Gather every line holding the string "version".

# Raw data:
============

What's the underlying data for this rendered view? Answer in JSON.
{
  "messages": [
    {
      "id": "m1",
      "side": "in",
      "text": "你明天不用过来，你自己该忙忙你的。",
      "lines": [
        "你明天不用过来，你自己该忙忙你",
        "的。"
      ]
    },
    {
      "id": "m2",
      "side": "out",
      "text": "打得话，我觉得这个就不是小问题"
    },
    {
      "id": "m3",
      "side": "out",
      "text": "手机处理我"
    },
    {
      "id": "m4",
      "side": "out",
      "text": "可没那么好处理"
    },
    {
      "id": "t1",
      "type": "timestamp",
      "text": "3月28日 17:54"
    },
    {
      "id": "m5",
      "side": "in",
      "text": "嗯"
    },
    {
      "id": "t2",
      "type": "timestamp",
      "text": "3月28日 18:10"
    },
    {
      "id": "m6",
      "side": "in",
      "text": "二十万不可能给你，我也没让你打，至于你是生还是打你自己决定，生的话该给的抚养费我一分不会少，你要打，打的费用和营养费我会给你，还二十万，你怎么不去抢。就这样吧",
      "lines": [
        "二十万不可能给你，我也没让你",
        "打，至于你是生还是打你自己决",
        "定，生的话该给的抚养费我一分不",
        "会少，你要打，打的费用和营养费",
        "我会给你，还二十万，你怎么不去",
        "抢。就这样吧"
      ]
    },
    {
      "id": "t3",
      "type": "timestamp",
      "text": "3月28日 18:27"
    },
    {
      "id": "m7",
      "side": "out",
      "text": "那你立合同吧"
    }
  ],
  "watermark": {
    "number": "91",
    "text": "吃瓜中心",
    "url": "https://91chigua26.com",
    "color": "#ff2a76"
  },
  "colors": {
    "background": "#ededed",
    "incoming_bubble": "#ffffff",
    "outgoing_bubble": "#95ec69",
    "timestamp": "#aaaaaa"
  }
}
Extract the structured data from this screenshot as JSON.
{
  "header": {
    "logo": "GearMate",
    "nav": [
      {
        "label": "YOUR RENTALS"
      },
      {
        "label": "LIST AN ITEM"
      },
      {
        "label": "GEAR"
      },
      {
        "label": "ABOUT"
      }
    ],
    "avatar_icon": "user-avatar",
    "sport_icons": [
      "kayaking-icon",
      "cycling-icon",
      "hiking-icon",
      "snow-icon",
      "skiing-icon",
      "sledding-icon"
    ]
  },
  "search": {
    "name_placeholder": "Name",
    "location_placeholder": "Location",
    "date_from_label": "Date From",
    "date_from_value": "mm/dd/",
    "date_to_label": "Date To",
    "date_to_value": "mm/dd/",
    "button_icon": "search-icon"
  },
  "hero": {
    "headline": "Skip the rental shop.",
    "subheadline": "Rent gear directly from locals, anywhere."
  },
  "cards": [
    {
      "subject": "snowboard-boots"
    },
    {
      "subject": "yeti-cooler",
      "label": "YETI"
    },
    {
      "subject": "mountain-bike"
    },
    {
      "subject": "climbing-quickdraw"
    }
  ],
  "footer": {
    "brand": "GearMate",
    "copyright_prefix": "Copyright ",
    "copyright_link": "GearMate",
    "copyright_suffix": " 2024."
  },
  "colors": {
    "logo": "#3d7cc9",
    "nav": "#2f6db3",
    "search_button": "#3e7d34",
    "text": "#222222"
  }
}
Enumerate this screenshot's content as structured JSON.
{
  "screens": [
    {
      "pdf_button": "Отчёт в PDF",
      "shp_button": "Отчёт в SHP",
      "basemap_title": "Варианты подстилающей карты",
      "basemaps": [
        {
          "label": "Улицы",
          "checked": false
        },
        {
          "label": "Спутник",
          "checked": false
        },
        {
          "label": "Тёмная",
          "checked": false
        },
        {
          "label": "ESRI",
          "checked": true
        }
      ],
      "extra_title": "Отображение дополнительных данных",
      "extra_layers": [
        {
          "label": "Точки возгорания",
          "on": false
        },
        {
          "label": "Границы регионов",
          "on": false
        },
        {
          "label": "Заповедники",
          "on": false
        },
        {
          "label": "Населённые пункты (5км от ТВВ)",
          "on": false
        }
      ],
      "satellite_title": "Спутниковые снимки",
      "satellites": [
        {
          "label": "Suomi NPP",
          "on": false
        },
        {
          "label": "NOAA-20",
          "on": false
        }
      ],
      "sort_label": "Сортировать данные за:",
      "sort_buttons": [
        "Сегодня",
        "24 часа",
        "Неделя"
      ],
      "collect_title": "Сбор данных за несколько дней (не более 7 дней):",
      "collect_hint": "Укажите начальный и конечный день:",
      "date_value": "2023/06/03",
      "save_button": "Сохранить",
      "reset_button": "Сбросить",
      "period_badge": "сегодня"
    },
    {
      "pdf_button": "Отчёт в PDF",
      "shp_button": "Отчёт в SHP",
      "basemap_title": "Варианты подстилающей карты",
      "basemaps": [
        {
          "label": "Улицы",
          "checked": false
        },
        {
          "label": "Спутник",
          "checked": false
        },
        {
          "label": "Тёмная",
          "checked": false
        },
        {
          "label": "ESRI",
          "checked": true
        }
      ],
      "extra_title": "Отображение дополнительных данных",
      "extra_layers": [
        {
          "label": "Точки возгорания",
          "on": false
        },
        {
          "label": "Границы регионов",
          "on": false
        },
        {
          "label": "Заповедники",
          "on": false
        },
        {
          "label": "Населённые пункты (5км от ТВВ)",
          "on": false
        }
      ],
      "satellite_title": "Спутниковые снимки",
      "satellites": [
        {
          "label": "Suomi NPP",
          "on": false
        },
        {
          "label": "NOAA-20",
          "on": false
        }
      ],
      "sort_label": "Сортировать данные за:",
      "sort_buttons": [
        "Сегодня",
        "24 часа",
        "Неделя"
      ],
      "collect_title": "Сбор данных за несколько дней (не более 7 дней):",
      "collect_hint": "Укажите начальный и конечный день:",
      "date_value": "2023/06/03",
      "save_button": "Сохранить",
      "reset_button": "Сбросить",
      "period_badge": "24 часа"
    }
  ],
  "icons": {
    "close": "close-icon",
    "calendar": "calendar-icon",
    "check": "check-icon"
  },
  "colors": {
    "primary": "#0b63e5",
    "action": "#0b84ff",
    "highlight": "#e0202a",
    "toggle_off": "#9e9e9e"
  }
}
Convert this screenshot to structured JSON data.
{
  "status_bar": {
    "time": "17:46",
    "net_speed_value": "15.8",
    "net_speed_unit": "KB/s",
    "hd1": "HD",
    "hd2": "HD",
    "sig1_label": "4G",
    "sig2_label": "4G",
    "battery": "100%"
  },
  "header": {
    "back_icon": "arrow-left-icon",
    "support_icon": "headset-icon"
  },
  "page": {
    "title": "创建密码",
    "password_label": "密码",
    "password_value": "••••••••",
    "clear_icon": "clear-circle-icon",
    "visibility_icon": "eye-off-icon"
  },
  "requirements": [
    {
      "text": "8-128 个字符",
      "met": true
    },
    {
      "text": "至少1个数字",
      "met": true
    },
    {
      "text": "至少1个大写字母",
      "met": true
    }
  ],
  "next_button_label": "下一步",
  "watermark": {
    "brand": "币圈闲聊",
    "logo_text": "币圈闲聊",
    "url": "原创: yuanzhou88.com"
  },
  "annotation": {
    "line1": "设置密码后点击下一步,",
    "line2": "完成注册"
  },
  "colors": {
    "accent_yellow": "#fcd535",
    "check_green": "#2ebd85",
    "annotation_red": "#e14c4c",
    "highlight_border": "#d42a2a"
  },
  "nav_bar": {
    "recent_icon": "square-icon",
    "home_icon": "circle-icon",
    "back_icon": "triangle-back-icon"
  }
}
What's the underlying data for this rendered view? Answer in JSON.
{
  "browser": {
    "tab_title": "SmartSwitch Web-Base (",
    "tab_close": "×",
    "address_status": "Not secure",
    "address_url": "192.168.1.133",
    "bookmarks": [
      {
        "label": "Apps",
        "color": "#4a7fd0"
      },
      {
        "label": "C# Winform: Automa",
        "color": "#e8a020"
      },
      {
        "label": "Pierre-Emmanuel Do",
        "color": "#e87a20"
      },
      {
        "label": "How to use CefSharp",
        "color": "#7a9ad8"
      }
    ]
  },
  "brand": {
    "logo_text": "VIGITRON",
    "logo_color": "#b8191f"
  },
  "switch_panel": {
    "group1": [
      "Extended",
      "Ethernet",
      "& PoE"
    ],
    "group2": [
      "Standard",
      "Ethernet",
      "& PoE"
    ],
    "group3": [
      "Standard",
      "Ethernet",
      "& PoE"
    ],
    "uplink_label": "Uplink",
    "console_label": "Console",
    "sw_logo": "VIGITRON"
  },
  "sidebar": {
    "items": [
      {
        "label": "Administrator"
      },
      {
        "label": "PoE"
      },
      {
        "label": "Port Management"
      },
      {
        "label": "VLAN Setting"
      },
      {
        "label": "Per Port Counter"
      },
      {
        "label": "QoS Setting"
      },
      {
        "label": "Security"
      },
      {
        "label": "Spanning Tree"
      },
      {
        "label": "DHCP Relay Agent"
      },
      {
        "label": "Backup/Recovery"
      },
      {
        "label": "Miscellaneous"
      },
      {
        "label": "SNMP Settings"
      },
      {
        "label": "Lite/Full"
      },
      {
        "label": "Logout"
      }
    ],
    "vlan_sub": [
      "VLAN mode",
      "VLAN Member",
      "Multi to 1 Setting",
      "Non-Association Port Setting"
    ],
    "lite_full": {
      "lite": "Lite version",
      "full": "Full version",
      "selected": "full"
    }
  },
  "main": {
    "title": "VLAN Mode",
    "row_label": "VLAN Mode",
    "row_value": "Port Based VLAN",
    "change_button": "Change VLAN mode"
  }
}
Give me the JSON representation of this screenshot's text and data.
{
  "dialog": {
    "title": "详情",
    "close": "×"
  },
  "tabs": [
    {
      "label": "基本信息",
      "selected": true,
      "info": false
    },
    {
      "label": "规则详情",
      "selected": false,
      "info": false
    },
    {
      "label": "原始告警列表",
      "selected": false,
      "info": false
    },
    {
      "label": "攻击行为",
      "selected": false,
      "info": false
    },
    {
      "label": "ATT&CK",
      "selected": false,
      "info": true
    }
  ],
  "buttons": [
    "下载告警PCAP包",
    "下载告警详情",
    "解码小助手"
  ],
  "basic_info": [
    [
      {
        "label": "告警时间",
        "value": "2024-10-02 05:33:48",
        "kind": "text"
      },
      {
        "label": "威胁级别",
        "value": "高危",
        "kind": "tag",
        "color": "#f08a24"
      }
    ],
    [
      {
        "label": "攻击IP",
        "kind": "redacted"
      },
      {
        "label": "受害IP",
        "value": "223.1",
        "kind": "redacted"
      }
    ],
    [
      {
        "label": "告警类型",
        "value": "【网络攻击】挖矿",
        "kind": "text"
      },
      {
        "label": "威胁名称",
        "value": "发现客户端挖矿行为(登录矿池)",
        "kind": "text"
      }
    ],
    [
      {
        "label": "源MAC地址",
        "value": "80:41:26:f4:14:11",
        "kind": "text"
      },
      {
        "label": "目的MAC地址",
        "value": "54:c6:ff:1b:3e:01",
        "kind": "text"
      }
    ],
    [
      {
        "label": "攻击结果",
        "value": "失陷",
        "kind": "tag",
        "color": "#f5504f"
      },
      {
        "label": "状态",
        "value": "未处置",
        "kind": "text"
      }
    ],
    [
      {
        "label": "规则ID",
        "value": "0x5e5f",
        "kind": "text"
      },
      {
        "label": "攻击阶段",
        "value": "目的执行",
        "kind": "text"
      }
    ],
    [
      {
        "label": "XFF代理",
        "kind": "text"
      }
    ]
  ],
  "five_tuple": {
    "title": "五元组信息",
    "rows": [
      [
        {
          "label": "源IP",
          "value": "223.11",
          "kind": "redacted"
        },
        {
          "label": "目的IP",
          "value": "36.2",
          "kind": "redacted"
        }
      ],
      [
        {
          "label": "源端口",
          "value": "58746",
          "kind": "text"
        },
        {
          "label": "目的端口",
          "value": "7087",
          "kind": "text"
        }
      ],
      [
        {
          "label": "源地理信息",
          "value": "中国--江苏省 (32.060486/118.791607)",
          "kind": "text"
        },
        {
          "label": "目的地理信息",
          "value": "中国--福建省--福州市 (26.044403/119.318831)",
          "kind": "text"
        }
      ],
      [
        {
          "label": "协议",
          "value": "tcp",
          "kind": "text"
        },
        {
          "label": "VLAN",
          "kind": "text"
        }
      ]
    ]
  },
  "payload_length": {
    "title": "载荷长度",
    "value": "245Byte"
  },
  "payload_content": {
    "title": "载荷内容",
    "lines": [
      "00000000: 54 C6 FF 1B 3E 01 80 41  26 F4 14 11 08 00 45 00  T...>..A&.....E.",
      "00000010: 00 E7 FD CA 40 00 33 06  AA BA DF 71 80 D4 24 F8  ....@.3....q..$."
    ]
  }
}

============

# Answer to the problem:
      "lite": "Lite version",
      "full": "Full version",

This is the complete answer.